### [DIRECTIONS]
Go through the entries below and copy each line containing the word "Presensi".

### [INPUT FOR THIS TASK]
###
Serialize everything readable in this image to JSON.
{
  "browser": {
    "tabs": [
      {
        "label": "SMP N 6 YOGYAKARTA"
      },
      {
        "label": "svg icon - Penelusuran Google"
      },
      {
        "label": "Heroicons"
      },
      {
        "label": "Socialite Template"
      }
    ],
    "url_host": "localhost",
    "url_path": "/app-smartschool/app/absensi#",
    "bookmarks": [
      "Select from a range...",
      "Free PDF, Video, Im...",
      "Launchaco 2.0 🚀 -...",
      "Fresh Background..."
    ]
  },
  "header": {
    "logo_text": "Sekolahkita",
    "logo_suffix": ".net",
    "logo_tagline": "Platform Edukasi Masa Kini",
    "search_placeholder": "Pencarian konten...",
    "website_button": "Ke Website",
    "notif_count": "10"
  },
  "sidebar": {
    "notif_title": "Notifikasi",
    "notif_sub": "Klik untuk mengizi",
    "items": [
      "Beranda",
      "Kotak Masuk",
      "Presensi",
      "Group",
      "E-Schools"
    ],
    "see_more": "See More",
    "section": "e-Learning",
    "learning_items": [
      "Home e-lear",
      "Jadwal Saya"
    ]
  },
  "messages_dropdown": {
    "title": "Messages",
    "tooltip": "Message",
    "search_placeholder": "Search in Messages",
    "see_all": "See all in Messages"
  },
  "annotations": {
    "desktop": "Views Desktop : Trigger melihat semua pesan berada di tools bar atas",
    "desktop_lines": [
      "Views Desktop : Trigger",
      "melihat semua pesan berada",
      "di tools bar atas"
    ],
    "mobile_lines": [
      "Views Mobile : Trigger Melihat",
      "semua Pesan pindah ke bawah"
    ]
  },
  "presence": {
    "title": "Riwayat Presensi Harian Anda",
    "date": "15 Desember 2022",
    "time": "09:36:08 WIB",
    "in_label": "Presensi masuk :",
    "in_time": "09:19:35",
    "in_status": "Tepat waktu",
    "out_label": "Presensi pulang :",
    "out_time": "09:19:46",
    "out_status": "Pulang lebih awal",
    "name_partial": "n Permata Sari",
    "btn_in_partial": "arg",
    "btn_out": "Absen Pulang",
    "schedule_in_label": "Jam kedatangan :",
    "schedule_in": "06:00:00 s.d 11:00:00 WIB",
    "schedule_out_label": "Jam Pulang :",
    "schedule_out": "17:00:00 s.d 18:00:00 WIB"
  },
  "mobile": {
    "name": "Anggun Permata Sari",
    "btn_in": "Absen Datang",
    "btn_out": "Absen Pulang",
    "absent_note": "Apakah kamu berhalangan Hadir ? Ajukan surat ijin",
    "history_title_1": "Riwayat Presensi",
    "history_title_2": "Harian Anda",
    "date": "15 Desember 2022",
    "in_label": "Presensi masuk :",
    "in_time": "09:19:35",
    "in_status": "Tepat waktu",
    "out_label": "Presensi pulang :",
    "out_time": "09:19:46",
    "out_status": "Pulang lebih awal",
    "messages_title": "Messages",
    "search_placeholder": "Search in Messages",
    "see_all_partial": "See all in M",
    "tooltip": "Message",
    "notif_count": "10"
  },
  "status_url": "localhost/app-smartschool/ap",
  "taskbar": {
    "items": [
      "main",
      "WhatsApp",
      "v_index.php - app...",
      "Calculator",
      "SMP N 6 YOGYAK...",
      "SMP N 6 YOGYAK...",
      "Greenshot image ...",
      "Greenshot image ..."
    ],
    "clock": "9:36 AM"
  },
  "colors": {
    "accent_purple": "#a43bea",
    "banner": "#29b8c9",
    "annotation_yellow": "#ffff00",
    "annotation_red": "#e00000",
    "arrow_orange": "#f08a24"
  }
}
###
### [ANSWER IN FULL]
      "Presensi",
    "title": "Riwayat Presensi Harian Anda",
    "in_label": "Presensi masuk :",
    "out_label": "Presensi pulang :",
    "history_title_1": "Riwayat Presensi",
    "in_label": "Presensi masuk :",
    "out_label": "Presensi pulang :",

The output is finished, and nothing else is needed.